Draw out every line with the word "требование" from the listing below.
═════ EXERCISE INPUTS
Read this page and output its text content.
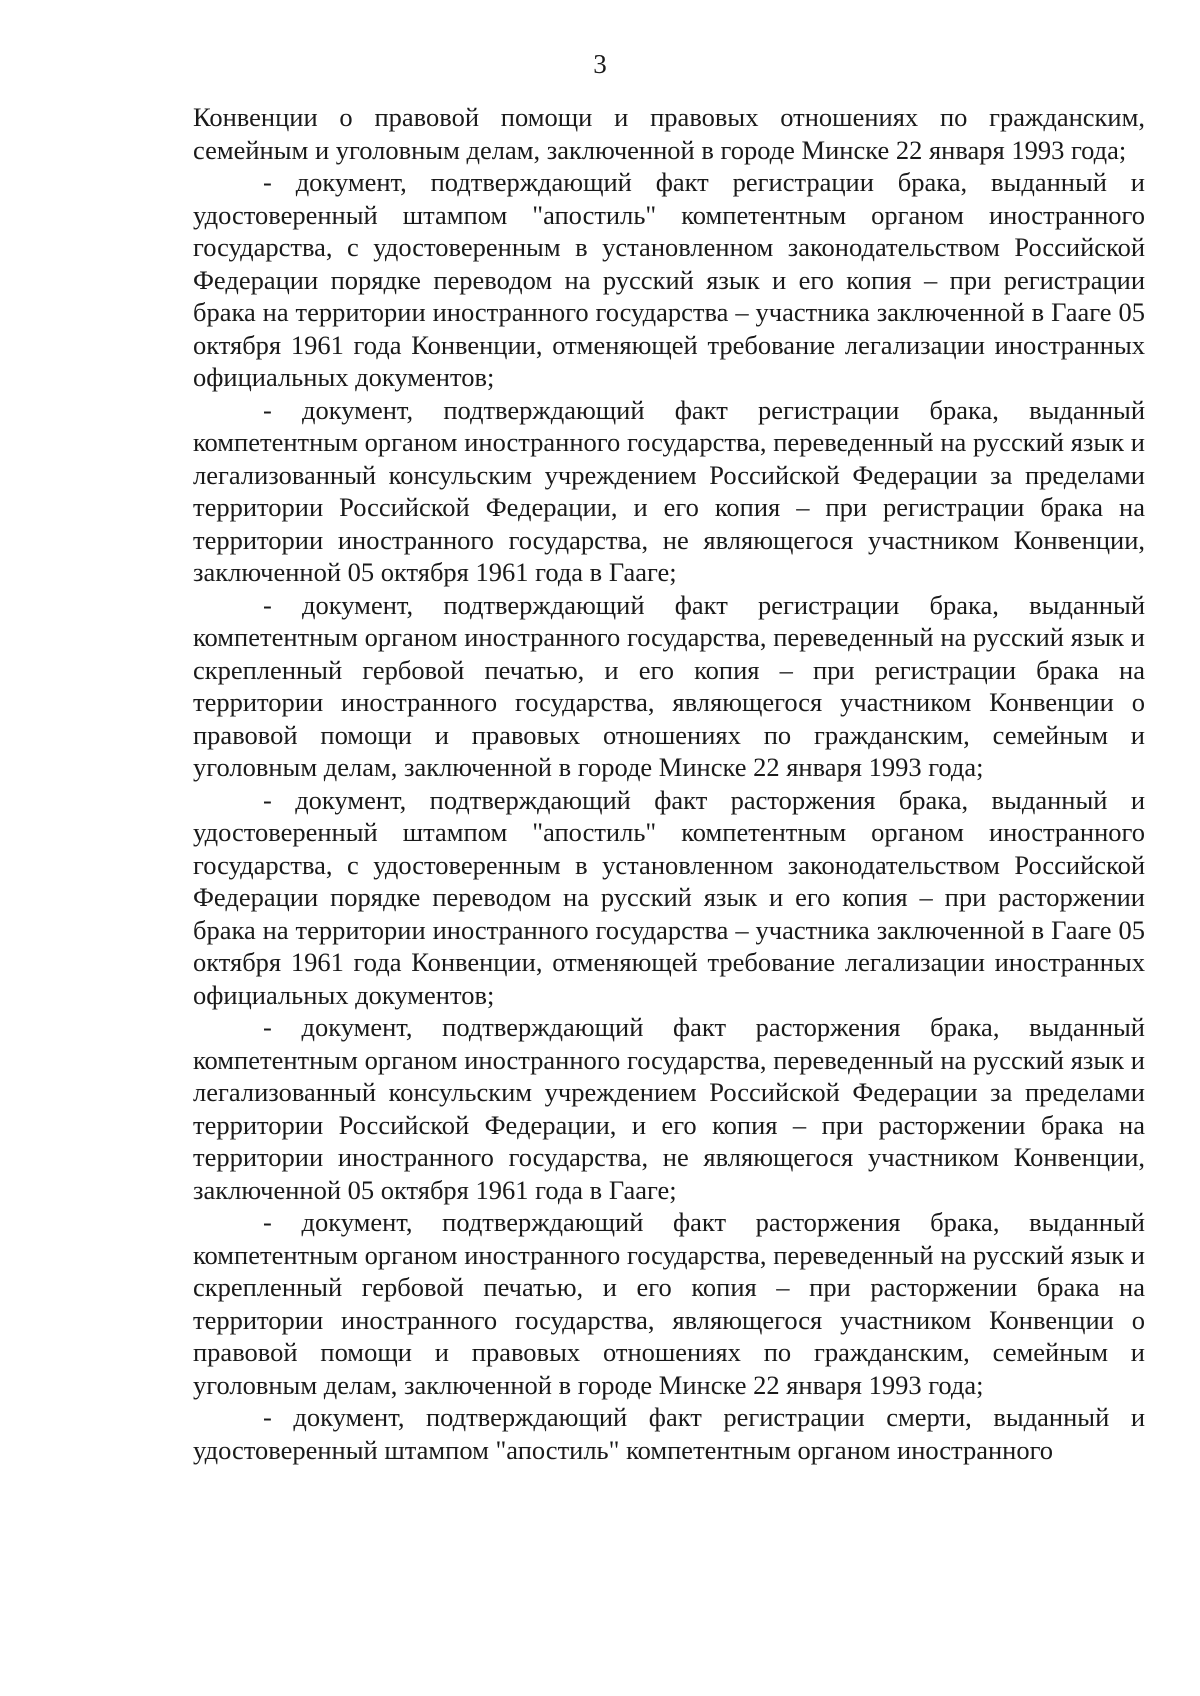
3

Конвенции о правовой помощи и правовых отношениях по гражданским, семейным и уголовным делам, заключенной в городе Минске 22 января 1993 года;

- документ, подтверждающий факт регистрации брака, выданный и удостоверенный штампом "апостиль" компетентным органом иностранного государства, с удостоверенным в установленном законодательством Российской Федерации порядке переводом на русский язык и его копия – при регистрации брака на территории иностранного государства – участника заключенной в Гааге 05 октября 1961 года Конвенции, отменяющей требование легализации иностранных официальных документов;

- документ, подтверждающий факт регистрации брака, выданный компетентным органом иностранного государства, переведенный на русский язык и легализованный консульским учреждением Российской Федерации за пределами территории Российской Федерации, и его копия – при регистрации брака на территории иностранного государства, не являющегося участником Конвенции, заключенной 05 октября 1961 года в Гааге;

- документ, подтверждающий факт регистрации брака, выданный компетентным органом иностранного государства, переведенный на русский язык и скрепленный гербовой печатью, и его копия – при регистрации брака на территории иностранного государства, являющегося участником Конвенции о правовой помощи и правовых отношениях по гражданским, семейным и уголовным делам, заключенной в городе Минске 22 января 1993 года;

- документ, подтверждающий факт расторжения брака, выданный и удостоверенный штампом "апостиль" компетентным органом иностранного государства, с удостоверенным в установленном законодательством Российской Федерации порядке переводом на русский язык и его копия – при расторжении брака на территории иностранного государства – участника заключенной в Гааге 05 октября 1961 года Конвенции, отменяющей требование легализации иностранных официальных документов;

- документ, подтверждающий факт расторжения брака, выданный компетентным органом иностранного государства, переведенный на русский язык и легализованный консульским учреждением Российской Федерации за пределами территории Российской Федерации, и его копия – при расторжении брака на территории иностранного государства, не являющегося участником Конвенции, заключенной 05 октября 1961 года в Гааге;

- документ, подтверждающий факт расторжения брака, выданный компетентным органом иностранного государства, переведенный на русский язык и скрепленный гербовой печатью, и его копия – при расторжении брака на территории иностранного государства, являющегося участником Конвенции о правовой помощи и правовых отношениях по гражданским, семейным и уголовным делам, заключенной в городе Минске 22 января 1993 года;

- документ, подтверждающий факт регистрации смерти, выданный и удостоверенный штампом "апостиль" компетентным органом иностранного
══════════
═════ EXERCISE INPUTS
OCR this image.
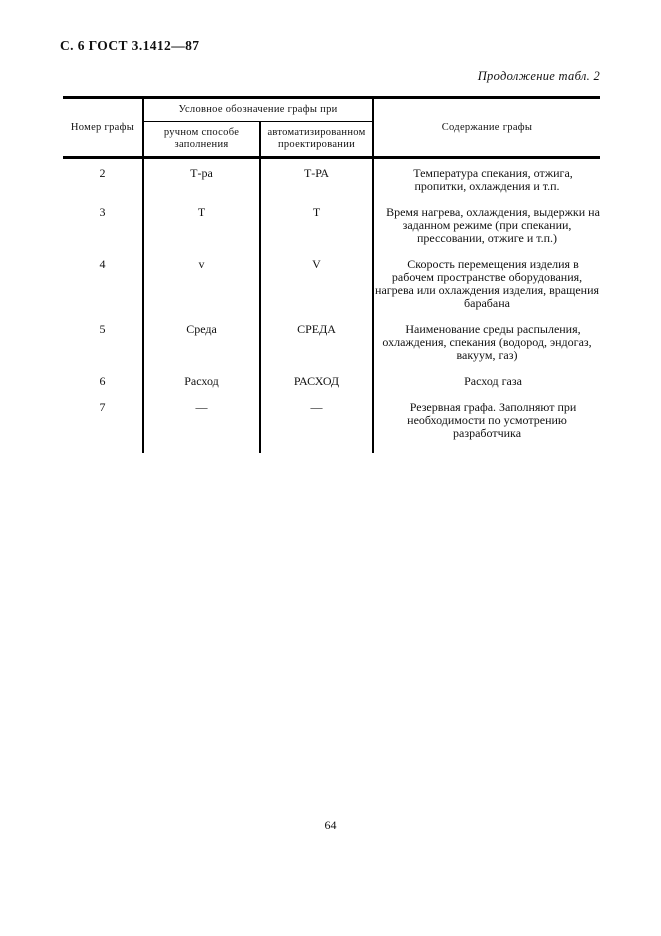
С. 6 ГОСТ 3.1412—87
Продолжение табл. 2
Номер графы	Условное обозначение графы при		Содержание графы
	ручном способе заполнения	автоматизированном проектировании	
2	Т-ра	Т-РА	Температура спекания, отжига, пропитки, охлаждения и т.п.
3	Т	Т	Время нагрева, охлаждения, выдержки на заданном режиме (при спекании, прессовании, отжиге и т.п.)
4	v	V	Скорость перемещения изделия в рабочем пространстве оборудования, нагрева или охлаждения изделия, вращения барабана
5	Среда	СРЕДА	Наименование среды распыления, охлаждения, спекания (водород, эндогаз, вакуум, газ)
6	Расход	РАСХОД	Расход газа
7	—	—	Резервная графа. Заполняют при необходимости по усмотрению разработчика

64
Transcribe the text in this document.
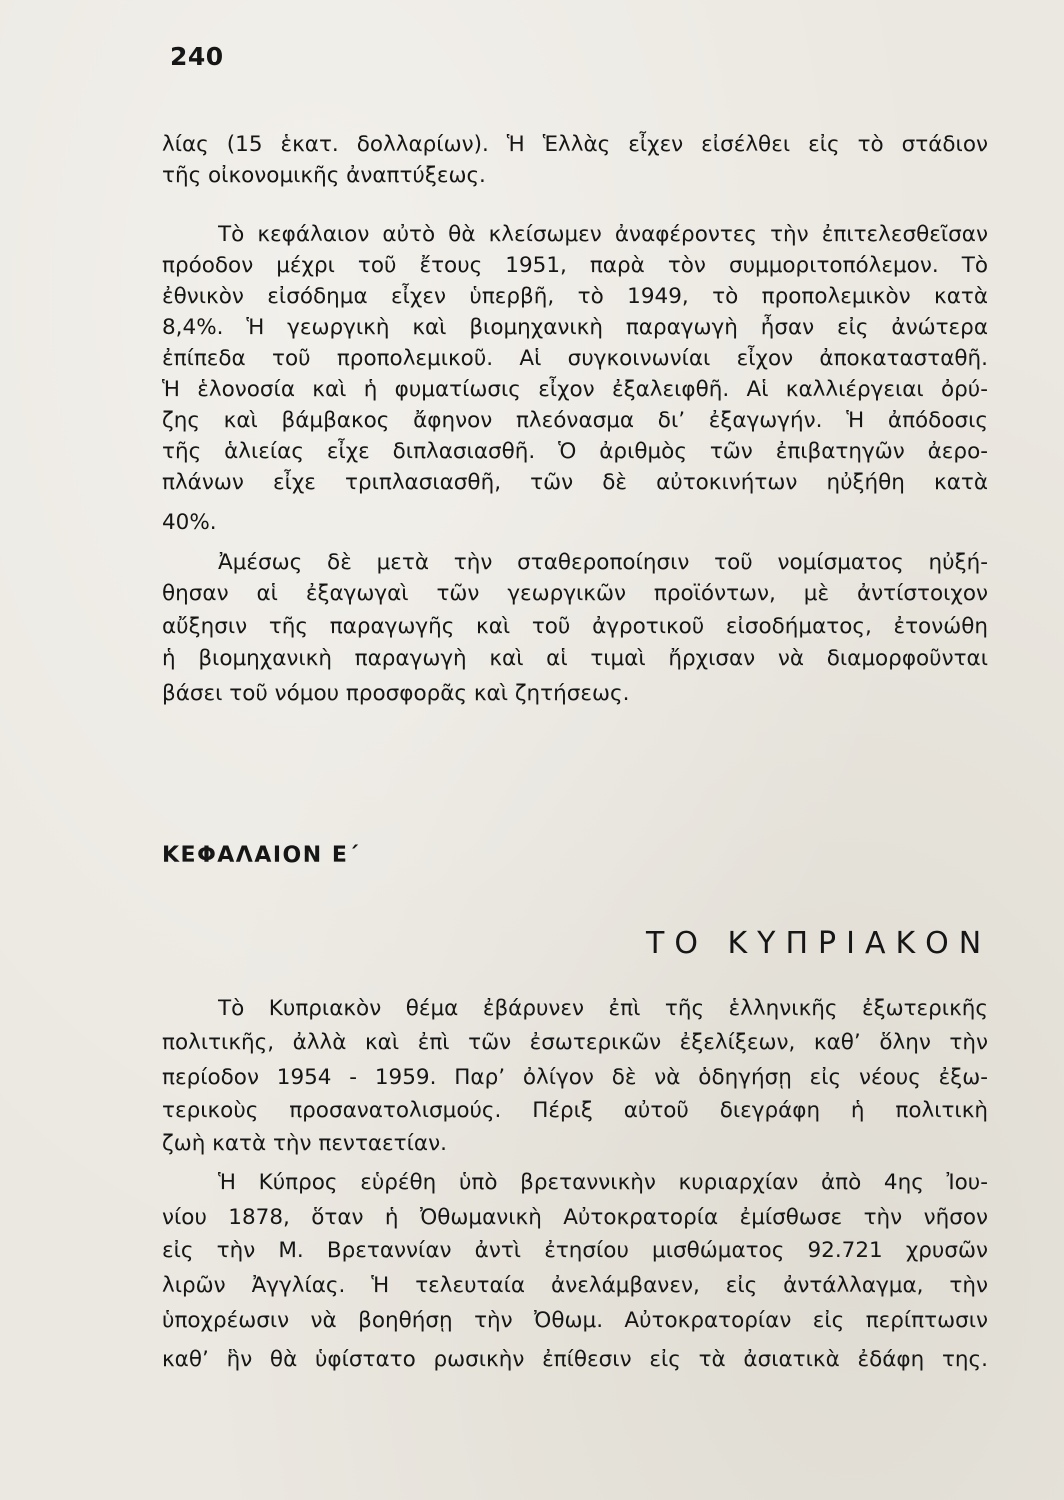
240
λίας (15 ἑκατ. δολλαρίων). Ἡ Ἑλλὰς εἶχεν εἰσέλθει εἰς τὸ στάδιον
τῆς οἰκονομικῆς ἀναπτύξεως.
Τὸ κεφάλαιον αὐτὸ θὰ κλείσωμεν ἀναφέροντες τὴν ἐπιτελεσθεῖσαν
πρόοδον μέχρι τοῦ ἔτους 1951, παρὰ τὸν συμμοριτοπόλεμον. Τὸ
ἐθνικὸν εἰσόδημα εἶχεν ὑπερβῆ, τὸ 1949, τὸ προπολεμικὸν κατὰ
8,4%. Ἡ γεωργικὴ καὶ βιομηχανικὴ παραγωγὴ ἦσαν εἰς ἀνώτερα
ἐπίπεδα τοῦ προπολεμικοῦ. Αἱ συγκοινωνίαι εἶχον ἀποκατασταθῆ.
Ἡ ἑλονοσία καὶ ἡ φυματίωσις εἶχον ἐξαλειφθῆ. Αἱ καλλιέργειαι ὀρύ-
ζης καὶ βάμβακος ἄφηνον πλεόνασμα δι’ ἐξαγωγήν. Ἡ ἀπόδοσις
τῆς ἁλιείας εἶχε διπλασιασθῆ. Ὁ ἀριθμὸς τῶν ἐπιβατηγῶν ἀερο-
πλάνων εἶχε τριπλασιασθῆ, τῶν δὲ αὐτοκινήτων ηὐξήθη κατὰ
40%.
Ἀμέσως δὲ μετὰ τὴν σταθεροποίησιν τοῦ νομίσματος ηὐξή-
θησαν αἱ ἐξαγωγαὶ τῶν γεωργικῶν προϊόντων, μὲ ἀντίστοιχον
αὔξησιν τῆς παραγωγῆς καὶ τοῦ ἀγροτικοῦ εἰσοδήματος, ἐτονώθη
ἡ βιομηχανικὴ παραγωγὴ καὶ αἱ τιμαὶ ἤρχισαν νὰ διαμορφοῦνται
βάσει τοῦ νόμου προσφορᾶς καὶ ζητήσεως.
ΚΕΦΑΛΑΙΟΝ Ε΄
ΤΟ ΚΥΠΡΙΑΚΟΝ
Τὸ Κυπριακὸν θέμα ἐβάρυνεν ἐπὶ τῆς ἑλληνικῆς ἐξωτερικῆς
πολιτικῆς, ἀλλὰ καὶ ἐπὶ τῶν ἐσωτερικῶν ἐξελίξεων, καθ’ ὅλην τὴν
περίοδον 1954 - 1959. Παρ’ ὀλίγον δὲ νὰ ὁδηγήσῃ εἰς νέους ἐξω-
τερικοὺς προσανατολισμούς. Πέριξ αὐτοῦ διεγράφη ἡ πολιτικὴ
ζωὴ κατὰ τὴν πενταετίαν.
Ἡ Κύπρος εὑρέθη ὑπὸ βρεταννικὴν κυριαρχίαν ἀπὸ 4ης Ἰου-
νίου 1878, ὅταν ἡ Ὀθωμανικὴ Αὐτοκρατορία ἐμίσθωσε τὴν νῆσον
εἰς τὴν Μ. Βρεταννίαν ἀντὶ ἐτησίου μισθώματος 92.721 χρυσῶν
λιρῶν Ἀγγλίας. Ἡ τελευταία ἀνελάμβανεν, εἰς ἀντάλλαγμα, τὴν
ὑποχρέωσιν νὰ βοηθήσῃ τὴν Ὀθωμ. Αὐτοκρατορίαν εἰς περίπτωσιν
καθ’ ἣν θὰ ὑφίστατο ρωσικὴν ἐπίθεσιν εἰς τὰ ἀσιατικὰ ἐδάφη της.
══════════
## [SOLUTION TO THIS EXERCISE]
- документ, подтверждающий факт регистрации брака, выданный и удостоверенный штампом "апостиль" компетентным органом иностранного государства, с удостоверенным в установленном законодательством Российской Федерации порядке переводом на русский язык и его копия – при регистрации брака на территории иностранного государства – участника заключенной в Гааге 05 октября 1961 года Конвенции, отменяющей требование легализации иностранных официальных документов;
- документ, подтверждающий факт расторжения брака, выданный и удостоверенный штампом "апостиль" компетентным органом иностранного государства, с удостоверенным в установленном законодательством Российской Федерации порядке переводом на русский язык и его копия – при расторжении брака на территории иностранного государства – участника заключенной в Гааге 05 октября 1961 года Конвенции, отменяющей требование легализации иностранных официальных документов;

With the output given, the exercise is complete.